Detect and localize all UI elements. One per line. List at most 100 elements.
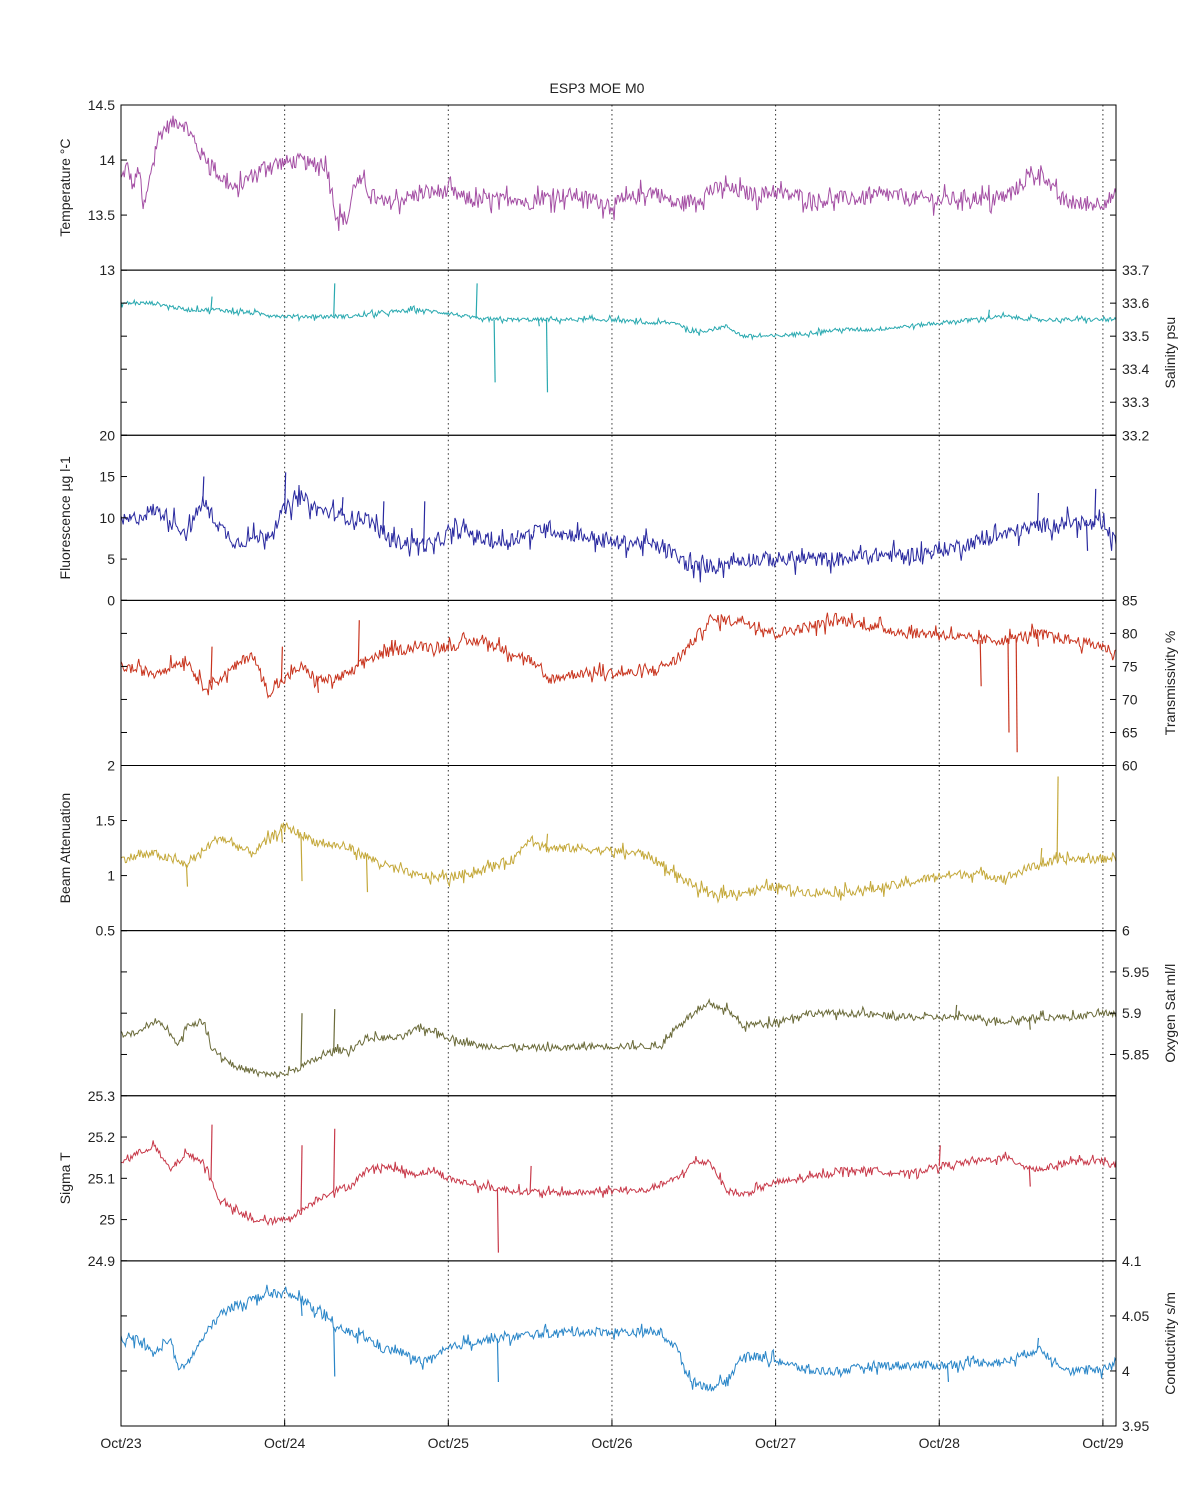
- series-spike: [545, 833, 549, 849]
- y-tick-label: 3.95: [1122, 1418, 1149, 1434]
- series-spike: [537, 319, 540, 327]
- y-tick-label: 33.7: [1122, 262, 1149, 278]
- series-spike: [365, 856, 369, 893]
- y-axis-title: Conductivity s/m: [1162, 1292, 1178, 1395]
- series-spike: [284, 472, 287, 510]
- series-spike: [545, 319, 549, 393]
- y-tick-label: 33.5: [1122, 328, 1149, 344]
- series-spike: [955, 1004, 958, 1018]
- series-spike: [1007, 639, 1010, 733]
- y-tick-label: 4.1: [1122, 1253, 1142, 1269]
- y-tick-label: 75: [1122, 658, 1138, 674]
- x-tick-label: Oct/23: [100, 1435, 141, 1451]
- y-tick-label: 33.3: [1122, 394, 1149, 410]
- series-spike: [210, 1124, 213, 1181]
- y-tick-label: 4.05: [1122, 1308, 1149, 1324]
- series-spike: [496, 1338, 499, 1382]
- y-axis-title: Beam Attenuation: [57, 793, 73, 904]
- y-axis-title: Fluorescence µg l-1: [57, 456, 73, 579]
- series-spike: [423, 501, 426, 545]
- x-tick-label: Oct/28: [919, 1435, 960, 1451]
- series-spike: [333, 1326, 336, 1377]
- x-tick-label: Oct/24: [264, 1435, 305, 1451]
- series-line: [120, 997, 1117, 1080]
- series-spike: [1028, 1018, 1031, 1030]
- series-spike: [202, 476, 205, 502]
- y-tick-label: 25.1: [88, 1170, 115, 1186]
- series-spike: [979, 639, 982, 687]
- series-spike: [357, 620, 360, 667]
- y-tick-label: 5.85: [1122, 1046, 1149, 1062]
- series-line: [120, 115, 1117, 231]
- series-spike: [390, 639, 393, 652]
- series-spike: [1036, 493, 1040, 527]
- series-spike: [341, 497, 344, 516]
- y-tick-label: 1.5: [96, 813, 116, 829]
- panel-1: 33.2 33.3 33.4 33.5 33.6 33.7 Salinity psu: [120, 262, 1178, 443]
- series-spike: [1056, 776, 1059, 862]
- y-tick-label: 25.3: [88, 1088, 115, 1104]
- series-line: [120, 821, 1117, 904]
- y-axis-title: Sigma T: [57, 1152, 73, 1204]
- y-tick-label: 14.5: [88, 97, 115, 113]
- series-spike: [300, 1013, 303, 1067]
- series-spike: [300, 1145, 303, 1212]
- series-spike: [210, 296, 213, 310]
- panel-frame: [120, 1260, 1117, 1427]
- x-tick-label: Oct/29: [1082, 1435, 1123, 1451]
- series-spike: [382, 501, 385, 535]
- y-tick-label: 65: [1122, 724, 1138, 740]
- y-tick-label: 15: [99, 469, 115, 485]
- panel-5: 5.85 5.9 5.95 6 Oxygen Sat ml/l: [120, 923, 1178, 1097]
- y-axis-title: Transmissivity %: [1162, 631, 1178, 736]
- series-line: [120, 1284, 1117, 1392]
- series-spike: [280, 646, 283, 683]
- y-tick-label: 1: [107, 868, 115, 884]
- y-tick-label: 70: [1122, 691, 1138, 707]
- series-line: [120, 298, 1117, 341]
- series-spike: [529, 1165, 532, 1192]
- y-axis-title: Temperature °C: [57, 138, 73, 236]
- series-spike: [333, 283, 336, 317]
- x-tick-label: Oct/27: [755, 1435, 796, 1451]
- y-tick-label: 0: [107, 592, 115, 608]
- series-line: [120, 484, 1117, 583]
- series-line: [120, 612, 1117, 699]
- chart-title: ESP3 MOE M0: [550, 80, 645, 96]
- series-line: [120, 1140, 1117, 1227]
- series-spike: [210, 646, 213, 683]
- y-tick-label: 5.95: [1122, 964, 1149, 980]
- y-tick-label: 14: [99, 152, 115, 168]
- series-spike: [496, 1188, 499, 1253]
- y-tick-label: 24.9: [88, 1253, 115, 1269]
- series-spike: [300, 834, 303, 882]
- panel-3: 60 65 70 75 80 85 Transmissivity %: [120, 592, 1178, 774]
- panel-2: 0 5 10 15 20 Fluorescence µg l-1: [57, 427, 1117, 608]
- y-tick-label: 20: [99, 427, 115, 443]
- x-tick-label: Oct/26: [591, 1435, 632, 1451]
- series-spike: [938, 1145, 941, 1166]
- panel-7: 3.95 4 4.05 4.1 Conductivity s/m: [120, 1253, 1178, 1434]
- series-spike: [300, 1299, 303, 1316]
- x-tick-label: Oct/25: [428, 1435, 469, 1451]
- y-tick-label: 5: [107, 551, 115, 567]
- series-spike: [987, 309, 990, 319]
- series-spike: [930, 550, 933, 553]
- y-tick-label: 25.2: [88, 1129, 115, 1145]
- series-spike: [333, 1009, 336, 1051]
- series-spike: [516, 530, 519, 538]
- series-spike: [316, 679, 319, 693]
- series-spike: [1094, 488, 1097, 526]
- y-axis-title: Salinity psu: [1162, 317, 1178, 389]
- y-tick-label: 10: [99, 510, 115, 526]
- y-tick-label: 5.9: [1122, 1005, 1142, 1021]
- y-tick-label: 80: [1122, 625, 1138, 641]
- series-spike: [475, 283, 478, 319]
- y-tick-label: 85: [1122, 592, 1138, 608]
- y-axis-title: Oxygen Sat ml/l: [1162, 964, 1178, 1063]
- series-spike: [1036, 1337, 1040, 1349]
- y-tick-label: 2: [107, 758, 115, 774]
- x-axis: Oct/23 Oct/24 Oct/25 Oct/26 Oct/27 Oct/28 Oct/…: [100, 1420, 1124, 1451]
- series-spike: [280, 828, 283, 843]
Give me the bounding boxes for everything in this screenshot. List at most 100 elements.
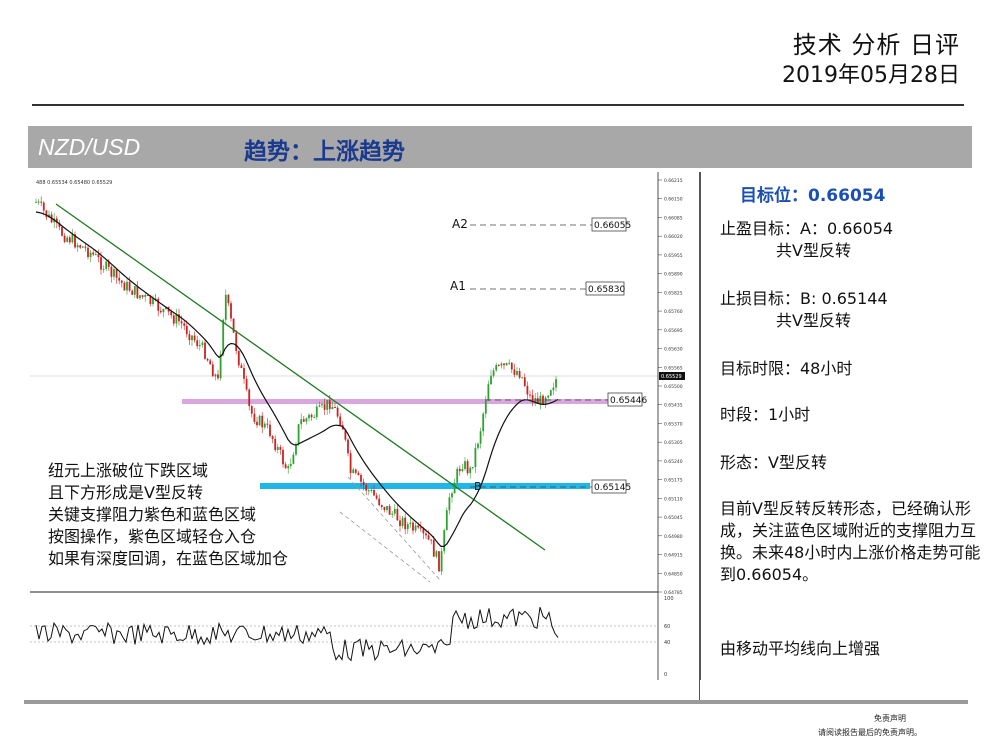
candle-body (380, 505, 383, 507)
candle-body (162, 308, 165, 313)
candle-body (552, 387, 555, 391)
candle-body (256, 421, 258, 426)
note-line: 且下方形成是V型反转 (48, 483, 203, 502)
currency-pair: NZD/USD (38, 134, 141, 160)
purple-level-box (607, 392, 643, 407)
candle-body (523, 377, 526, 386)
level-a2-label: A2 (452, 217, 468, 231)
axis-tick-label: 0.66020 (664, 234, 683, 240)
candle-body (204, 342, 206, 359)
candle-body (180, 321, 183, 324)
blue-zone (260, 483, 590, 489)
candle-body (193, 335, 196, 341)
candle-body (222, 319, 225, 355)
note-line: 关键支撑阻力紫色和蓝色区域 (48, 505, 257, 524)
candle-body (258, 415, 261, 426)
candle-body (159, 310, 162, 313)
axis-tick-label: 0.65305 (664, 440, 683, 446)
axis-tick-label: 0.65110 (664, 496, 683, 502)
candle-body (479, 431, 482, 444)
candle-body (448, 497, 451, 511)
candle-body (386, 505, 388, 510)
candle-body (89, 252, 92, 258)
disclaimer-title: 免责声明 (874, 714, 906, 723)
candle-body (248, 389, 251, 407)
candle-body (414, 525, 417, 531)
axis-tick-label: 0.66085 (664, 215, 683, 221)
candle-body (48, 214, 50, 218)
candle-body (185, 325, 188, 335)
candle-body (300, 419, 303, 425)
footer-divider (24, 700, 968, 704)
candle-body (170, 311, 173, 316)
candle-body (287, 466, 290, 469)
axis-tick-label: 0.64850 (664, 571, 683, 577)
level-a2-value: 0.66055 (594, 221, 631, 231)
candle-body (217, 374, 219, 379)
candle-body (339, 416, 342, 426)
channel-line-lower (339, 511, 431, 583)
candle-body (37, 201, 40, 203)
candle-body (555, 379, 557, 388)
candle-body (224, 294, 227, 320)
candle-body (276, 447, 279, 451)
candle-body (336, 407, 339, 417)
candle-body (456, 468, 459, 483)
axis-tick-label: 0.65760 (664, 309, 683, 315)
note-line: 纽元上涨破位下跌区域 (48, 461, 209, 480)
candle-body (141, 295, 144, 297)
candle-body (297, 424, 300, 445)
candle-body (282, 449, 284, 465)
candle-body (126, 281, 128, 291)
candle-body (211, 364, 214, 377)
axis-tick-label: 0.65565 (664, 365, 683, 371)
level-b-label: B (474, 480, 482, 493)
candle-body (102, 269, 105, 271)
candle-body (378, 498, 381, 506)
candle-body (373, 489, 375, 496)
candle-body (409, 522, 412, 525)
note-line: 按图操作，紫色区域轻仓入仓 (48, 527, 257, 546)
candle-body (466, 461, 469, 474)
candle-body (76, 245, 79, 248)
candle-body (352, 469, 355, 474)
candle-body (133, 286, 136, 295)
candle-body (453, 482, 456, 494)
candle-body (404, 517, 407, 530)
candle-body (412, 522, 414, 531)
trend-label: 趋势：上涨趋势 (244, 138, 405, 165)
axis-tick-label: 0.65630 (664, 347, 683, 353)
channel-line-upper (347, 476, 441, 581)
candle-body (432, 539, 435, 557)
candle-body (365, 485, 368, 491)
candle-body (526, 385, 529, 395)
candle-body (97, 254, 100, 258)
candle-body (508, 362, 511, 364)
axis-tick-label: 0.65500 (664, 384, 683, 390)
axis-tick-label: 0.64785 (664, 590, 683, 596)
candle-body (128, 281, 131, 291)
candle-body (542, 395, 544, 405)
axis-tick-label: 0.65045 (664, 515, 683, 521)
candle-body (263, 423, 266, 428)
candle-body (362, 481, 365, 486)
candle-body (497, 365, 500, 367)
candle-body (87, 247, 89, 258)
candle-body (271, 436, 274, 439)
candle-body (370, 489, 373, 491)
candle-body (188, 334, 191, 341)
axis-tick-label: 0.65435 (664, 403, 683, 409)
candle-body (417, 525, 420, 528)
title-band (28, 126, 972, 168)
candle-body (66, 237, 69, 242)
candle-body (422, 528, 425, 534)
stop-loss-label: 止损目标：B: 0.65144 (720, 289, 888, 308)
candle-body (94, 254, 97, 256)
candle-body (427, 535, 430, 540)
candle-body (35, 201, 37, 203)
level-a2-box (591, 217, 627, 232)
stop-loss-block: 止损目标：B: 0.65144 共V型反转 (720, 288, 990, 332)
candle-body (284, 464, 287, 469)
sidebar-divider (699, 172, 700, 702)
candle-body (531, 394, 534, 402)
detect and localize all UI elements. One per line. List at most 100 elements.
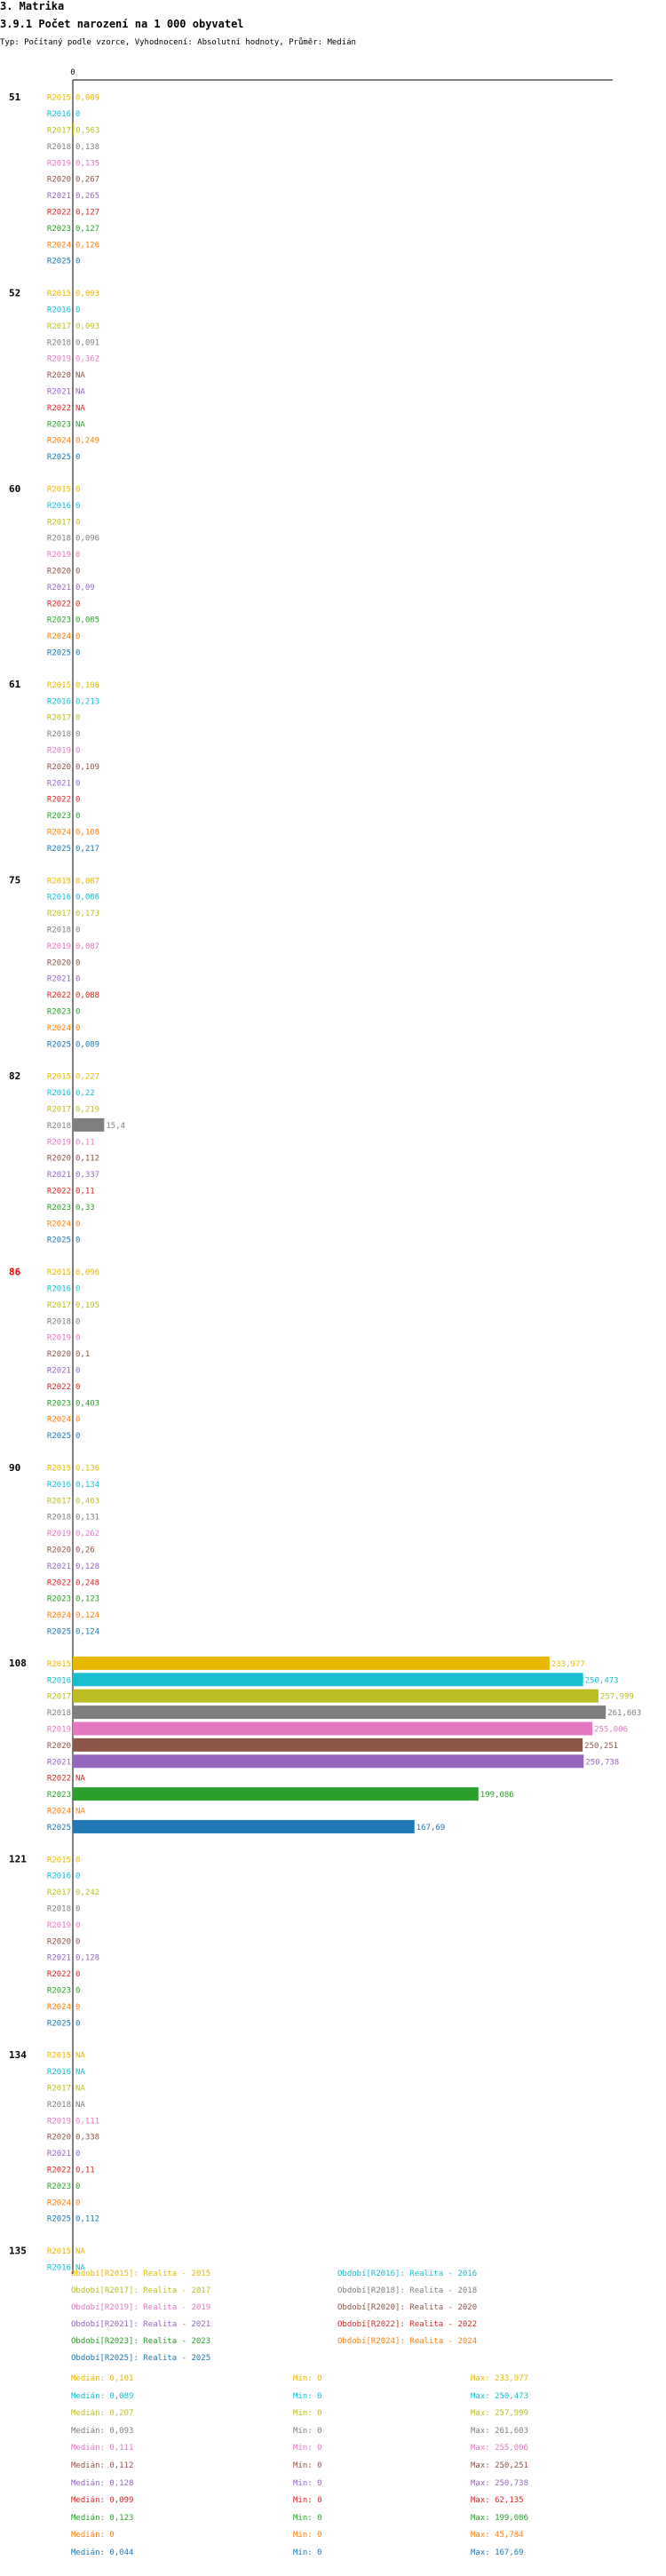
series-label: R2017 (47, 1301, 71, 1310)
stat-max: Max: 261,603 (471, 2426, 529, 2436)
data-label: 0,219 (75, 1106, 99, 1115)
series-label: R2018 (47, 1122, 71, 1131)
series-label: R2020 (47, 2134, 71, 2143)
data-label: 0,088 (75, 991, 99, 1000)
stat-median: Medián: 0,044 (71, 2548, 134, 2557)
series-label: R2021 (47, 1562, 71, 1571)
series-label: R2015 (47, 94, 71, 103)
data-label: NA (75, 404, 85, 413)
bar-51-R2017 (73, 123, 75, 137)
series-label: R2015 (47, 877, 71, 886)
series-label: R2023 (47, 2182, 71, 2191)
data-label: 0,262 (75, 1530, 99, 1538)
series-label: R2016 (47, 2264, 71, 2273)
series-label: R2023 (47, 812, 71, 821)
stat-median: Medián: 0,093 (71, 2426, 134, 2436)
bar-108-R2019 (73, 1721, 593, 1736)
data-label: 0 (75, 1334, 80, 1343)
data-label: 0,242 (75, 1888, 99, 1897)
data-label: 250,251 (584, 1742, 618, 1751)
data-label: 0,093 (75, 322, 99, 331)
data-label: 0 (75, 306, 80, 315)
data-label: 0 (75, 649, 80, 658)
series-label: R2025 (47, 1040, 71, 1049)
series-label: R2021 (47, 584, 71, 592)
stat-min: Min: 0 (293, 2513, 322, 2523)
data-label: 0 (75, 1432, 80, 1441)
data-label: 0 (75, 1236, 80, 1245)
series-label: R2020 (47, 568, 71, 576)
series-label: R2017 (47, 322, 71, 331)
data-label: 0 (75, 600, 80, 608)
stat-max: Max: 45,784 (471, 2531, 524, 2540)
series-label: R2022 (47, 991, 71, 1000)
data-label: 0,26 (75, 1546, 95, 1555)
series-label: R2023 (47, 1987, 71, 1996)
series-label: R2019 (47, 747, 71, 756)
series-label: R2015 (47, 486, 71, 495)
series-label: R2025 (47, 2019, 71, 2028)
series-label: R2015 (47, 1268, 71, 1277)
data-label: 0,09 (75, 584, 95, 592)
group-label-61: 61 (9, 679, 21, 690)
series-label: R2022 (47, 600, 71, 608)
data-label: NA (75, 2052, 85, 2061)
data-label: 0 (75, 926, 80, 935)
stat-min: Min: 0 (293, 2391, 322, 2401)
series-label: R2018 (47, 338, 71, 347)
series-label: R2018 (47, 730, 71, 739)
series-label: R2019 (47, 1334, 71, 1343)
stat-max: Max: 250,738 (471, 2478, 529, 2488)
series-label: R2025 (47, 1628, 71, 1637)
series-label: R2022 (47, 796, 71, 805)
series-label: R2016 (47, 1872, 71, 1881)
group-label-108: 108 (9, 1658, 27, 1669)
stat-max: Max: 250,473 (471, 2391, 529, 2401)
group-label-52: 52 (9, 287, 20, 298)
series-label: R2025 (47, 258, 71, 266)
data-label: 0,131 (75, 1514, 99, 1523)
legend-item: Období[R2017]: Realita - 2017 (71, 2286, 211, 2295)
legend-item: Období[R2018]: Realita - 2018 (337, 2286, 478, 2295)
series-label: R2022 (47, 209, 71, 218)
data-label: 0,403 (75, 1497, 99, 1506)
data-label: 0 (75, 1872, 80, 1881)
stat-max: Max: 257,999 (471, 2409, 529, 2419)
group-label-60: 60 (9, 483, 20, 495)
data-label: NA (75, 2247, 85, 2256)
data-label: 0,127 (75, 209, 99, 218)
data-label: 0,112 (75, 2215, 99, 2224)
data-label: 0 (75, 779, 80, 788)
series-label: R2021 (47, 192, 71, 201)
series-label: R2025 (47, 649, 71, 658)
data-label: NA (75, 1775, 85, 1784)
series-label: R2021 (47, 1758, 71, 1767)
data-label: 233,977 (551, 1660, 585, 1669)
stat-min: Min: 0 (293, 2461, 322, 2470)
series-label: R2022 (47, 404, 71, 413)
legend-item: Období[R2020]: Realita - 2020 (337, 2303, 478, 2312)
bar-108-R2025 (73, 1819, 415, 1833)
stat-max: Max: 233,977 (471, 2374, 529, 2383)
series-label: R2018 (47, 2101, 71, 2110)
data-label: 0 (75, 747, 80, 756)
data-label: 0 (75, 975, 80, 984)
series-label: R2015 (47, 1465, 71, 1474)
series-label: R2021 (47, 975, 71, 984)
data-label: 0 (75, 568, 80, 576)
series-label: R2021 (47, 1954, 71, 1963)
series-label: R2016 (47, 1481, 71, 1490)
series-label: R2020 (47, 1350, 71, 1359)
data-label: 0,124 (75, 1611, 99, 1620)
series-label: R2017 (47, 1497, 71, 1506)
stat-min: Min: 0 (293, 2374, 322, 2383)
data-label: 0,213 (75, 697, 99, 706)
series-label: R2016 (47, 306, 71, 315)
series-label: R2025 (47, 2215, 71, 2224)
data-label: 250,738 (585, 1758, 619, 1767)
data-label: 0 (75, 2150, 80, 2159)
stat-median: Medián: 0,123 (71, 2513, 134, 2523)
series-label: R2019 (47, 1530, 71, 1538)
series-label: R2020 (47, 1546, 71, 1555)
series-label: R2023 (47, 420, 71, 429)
********************
DIRECTIVE: Quote the lines verbatim, beginning with the line containing "candle-body (380, 505, 383, 507)" and ending with the line containing "candle-body (222, 319, 225, 355)", both included.

EXERCISE ANSWER:
candle-body (380, 505, 383, 507)
candle-body (162, 308, 165, 313)
candle-body (552, 387, 555, 391)
candle-body (256, 421, 258, 426)
note-line: 且下方形成是V型反转 (48, 483, 203, 502)
currency-pair: NZD/USD (38, 134, 141, 160)
purple-level-box (607, 392, 643, 407)
candle-body (523, 377, 526, 386)
level-a2-label: A2 (452, 217, 468, 231)
axis-tick-label: 0.66020 (664, 234, 683, 240)
candle-body (204, 342, 206, 359)
candle-body (180, 321, 183, 324)
blue-zone (260, 483, 590, 489)
candle-body (193, 335, 196, 341)
candle-body (222, 319, 225, 355)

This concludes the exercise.